Bogotá (Jueves, 18-02-2010, Gaudium Press) En esta segunda entrega sobre la maravillosa vida de Santa Zita de Lucca, se narran algunos hechos que evidencian su relación con el mundo angélico.
Zita había pedido permiso a su patrona para ir a la primera misa de todos los días muy temprano. Sin detenerse para nada en la calle iba y volvía para estar a tiempo en sus oficios domésticos y no dar pretexto para que la despidieran. En las mañanas del invierno, salía mal abrigada, pues no tenía algo especial para cubrirse. Entonces sucedió curiosamente que las empleadas le dijeron que la Señora de la casa le mandaba a regalar un chal para que lo usara en esas heladas mañanas.
Un día un miserable mendigo tiritando de frío a la entrada de la iglesia le pidió una limosna y Zita le regaló el chal ayudándolo a que se abrigara bien con él. Cuando regresó a casa sin el chal las empleadas le revelaron que la señora simplemente se lo había prestado y no regalado y que tenía que recuperarlo. Sin poder hacerlo simplemente respondió que no sabía a quién se lo había regalado.

(Ítems de datos)
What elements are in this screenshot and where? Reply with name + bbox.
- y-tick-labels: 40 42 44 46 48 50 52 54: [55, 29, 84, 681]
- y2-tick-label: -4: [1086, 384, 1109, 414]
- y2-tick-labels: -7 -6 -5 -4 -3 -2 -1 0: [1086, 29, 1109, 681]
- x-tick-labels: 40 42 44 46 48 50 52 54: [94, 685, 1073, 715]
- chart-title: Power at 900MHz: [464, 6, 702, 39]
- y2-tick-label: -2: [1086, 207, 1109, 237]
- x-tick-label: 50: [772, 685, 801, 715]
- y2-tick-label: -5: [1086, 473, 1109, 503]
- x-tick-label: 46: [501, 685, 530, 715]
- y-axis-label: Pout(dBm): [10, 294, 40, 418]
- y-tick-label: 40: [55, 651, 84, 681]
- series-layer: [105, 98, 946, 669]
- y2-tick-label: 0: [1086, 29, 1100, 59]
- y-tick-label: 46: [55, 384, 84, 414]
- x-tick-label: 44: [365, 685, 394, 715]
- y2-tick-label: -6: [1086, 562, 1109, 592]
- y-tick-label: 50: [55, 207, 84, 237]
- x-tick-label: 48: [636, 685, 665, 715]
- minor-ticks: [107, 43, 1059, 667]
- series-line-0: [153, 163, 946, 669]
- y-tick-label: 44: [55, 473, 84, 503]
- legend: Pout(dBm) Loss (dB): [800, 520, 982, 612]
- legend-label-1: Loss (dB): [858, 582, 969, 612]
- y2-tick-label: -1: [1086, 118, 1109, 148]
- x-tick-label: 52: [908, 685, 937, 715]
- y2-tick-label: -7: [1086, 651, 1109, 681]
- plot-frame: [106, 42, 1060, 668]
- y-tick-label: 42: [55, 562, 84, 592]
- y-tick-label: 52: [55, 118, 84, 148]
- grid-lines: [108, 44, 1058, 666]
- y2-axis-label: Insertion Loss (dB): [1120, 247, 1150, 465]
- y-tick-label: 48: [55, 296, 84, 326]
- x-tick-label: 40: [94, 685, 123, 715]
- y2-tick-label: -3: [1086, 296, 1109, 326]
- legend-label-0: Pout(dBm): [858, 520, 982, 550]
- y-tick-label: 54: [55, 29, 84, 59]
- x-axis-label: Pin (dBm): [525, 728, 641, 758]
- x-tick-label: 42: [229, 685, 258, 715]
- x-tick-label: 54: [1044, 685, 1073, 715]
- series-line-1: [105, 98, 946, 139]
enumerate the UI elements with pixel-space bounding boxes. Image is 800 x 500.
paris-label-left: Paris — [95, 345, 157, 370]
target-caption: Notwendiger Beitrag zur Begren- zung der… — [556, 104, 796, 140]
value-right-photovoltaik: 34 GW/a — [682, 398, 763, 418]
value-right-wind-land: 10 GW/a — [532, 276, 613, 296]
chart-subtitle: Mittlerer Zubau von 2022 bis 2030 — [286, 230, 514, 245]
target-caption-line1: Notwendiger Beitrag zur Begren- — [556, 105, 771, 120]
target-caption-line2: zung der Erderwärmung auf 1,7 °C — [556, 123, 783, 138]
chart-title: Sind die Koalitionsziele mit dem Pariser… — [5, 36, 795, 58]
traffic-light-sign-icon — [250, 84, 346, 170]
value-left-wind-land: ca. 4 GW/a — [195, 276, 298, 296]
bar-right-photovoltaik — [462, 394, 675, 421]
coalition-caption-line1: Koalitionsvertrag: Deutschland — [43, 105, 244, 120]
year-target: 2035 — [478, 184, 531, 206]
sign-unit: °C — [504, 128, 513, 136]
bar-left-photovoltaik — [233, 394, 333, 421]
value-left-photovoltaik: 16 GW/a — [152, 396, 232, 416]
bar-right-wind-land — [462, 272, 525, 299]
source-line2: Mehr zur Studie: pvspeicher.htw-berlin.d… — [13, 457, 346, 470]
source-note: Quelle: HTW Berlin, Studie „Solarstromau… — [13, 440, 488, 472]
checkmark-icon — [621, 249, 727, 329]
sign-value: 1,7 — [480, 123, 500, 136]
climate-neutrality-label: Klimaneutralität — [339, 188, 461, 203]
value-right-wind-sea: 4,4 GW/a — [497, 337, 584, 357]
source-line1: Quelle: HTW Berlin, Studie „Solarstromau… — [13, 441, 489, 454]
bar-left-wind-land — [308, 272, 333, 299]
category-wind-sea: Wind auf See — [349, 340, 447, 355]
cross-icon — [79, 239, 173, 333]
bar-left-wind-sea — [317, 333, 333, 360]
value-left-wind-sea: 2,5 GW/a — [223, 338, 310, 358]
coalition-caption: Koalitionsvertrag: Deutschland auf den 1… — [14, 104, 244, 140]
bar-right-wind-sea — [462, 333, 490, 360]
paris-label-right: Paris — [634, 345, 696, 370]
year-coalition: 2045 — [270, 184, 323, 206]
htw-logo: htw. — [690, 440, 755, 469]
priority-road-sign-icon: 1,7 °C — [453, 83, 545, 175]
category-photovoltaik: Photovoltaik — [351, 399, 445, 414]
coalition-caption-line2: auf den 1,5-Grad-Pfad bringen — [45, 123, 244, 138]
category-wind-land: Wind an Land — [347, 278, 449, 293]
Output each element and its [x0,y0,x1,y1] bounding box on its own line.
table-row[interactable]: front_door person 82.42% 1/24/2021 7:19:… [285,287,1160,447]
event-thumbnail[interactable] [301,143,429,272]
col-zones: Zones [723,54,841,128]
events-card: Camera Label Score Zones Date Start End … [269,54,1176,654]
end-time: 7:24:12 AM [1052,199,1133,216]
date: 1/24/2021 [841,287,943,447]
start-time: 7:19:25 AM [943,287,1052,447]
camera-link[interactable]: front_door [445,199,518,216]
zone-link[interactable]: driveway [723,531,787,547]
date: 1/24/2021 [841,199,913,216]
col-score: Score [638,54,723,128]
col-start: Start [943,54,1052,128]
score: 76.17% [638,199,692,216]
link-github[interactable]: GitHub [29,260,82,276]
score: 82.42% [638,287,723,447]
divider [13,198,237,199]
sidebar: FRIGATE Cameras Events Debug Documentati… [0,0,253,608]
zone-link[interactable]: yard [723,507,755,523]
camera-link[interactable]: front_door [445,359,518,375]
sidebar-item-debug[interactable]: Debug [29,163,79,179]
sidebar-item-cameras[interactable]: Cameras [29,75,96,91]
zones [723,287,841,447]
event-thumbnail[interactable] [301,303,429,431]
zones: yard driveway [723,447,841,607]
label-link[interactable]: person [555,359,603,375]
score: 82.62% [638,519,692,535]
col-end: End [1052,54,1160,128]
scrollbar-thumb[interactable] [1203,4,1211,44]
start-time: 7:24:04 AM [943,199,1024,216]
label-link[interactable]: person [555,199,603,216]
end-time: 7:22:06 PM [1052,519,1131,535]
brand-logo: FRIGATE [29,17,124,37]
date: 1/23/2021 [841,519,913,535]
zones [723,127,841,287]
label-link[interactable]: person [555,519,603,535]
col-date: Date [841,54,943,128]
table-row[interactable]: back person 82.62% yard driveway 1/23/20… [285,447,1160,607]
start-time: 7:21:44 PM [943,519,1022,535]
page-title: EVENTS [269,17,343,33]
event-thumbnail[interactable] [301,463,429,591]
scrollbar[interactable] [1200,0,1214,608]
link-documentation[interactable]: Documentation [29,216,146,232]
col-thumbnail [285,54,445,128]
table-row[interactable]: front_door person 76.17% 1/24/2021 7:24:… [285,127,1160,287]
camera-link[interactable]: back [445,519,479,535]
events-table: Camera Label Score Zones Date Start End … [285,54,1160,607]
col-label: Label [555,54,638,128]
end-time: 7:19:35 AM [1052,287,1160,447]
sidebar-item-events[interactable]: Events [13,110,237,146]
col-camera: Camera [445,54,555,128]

▸ OBJETIVO 1:
Indica si cada una de estas afirmaciones concuerda con el texto sobre Santa Zita y respalda cada respuesta con las palabras decisivas del texto, citadas literalmente. (a) Zita pidió permiso a su patrona para asistir a la primera misa del día. (b) La señora de la casa le había regalado el chal a Zita. (c) Zita les dijo a las empleadas a quién le había dado el chal.
▸ OBJETIVO 2:
Repite el fragmento del texto sobre Santa Zita que empieza en las palabras "Zita había pedido" y termina después de "esas heladas mañanas.".
Los ítems no hacen falta para nada de lo que aquí se pide.

▸ SALIDA CORRECTA 1:
(a) Sí: «Zita había pedido permiso a su patrona para ir a la primera misa de todos los días muy temprano».
(b) No: «la señora simplemente se lo había prestado y no regalado».
(c) No: «respondió que no sabía a quién se lo había regalado».

▸ SALIDA CORRECTA 2:
Zita había pedido permiso a su patrona para ir a la primera misa de todos los días muy temprano. Sin detenerse para nada en la calle iba y volvía para estar a tiempo en sus oficios domésticos y no dar pretexto para que la despidieran. En las mañanas del invierno, salía mal abrigada, pues no tenía algo especial para cubrirse. Entonces sucedió curiosamente que las empleadas le dijeron que la Señora de la casa le mandaba a regalar un chal para que lo usara en esas heladas mañanas.